— START OF Excerpted data —

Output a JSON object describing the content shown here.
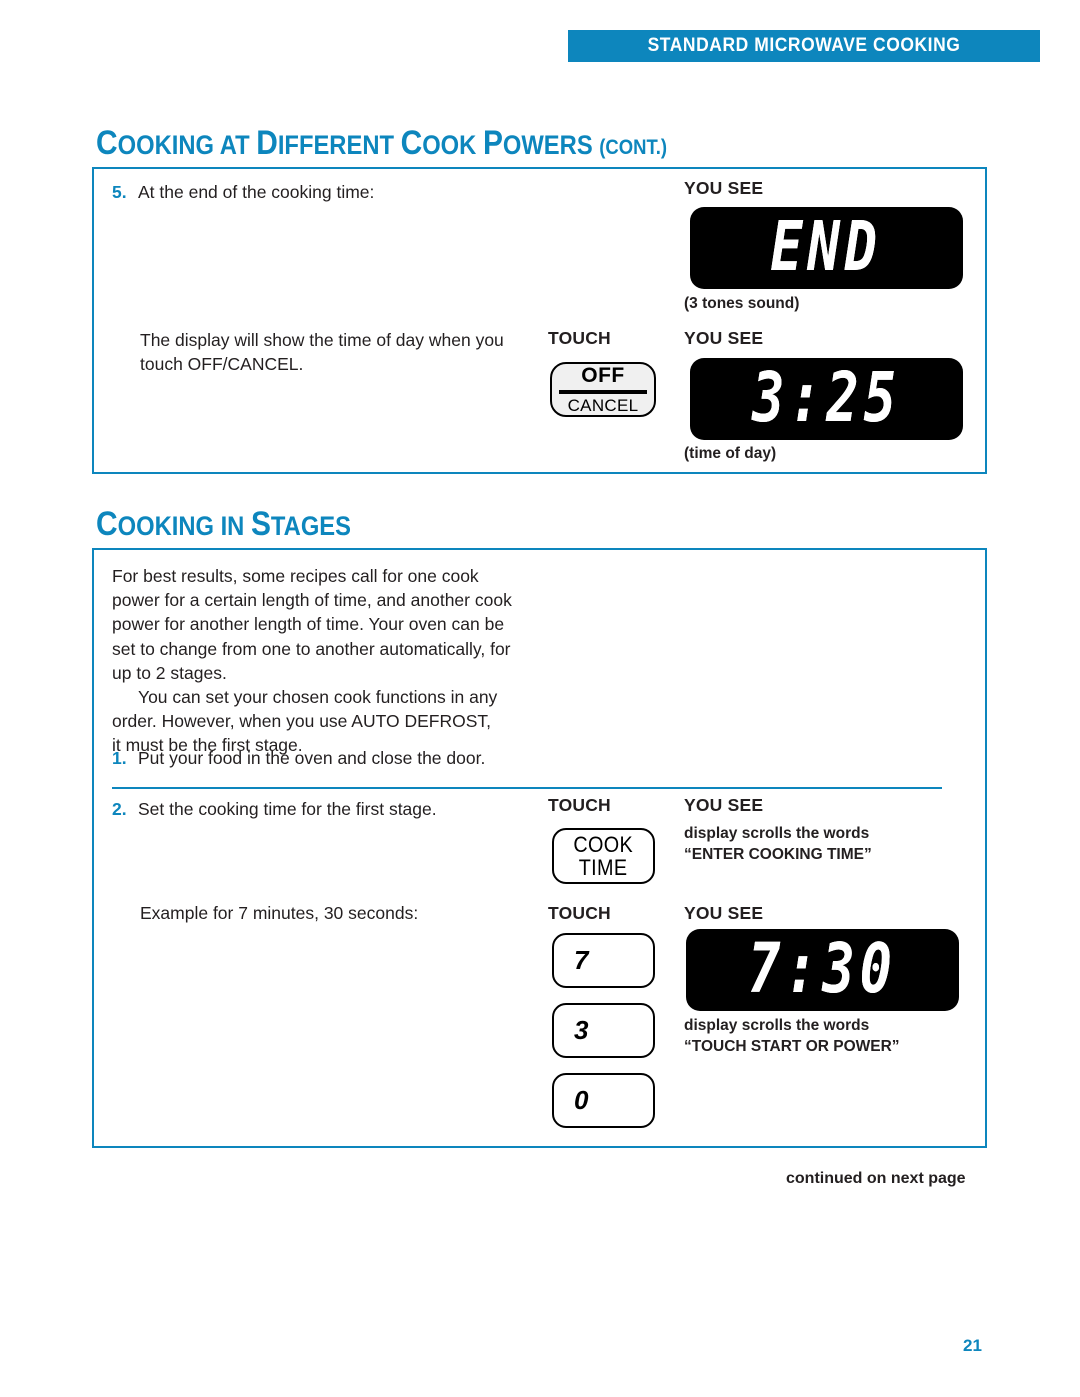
{
  "header": {
    "banner_text": "STANDARD MICROWAVE COOKING",
    "accent_color": "#0d86bd"
  },
  "sections": {
    "cook_powers": {
      "title_parts": {
        "c1": "C",
        "w1": "OOKING AT ",
        "c2": "D",
        "w2": "IFFERENT ",
        "c3": "C",
        "w3": "OOK ",
        "c4": "P",
        "w4": "OWERS ",
        "tail": "(CONT.)"
      },
      "step5": {
        "number": "5.",
        "text": "At the end of the cooking time:"
      },
      "display_label_1": "YOU SEE",
      "display_1": "END",
      "caption_1": "(3 tones sound)",
      "note_text_line1": "The display will show the time of day when you",
      "note_text_line2": "touch OFF/CANCEL.",
      "touch_label": "TOUCH",
      "display_label_2": "YOU SEE",
      "button_off": "OFF",
      "button_cancel": "CANCEL",
      "display_2": "3:25",
      "caption_2": "(time of day)"
    },
    "cook_stages": {
      "title_parts": {
        "c1": "C",
        "w1": "OOKING IN ",
        "c2": "S",
        "w2": "TAGES"
      },
      "paragraph_1_lines": [
        "For best results, some recipes call for one cook",
        "power for a certain length of time, and another cook",
        "power for another length of time. Your oven can be",
        "set to change from one to another automatically, for",
        "up to 2 stages."
      ],
      "paragraph_2_lines": [
        "You can set your chosen cook functions in any",
        "order. However, when you use AUTO DEFROST,",
        "it must be the first stage."
      ],
      "step1": {
        "number": "1.",
        "text": "Put your food in the oven and close the door."
      },
      "step2": {
        "number": "2.",
        "text": "Set the cooking time for the first stage."
      },
      "touch_label_1": "TOUCH",
      "you_see_label_1": "YOU SEE",
      "button_cook_line1": "COOK",
      "button_cook_line2": "TIME",
      "scroll_note_1_line1": "display scrolls the words",
      "scroll_note_1_line2": "“ENTER COOKING TIME”",
      "example_text": "Example for 7 minutes, 30 seconds:",
      "touch_label_2": "TOUCH",
      "you_see_label_2": "YOU SEE",
      "key_7": "7",
      "key_3": "3",
      "key_0": "0",
      "display_3": "7:30",
      "scroll_note_2_line1": "display scrolls the words",
      "scroll_note_2_line2": "“TOUCH START OR POWER”"
    }
  },
  "footer": {
    "continued_note": "continued on next page",
    "page_number": "21"
  }
}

— END OF Excerpted data —

- [Exercise objective]: Make an exact copy of the whole listing, but don't bring over any pictures.

- [Finished task]:
Output a JSON object describing the content shown here.
{
  "header": {
    "banner_text": "STANDARD MICROWAVE COOKING",
    "accent_color": "#0d86bd"
  },
  "sections": {
    "cook_powers": {
      "title_parts": {
        "c1": "C",
        "w1": "OOKING AT ",
        "c2": "D",
        "w2": "IFFERENT ",
        "c3": "C",
        "w3": "OOK ",
        "c4": "P",
        "w4": "OWERS ",
        "tail": "(CONT.)"
      },
      "step5": {
        "number": "5.",
        "text": "At the end of the cooking time:"
      },
      "display_label_1": "YOU SEE",
      "display_1": "END",
      "caption_1": "(3 tones sound)",
      "note_text_line1": "The display will show the time of day when you",
      "note_text_line2": "touch OFF/CANCEL.",
      "touch_label": "TOUCH",
      "display_label_2": "YOU SEE",
      "button_off": "OFF",
      "button_cancel": "CANCEL",
      "display_2": "3:25",
      "caption_2": "(time of day)"
    },
    "cook_stages": {
      "title_parts": {
        "c1": "C",
        "w1": "OOKING IN ",
        "c2": "S",
        "w2": "TAGES"
      },
      "paragraph_1_lines": [
        "For best results, some recipes call for one cook",
        "power for a certain length of time, and another cook",
        "power for another length of time. Your oven can be",
        "set to change from one to another automatically, for",
        "up to 2 stages."
      ],
      "paragraph_2_lines": [
        "You can set your chosen cook functions in any",
        "order. However, when you use AUTO DEFROST,",
        "it must be the first stage."
      ],
      "step1": {
        "number": "1.",
        "text": "Put your food in the oven and close the door."
      },
      "step2": {
        "number": "2.",
        "text": "Set the cooking time for the first stage."
      },
      "touch_label_1": "TOUCH",
      "you_see_label_1": "YOU SEE",
      "button_cook_line1": "COOK",
      "button_cook_line2": "TIME",
      "scroll_note_1_line1": "display scrolls the words",
      "scroll_note_1_line2": "“ENTER COOKING TIME”",
      "example_text": "Example for 7 minutes, 30 seconds:",
      "touch_label_2": "TOUCH",
      "you_see_label_2": "YOU SEE",
      "key_7": "7",
      "key_3": "3",
      "key_0": "0",
      "display_3": "7:30",
      "scroll_note_2_line1": "display scrolls the words",
      "scroll_note_2_line2": "“TOUCH START OR POWER”"
    }
  },
  "footer": {
    "continued_note": "continued on next page",
    "page_number": "21"
  }
}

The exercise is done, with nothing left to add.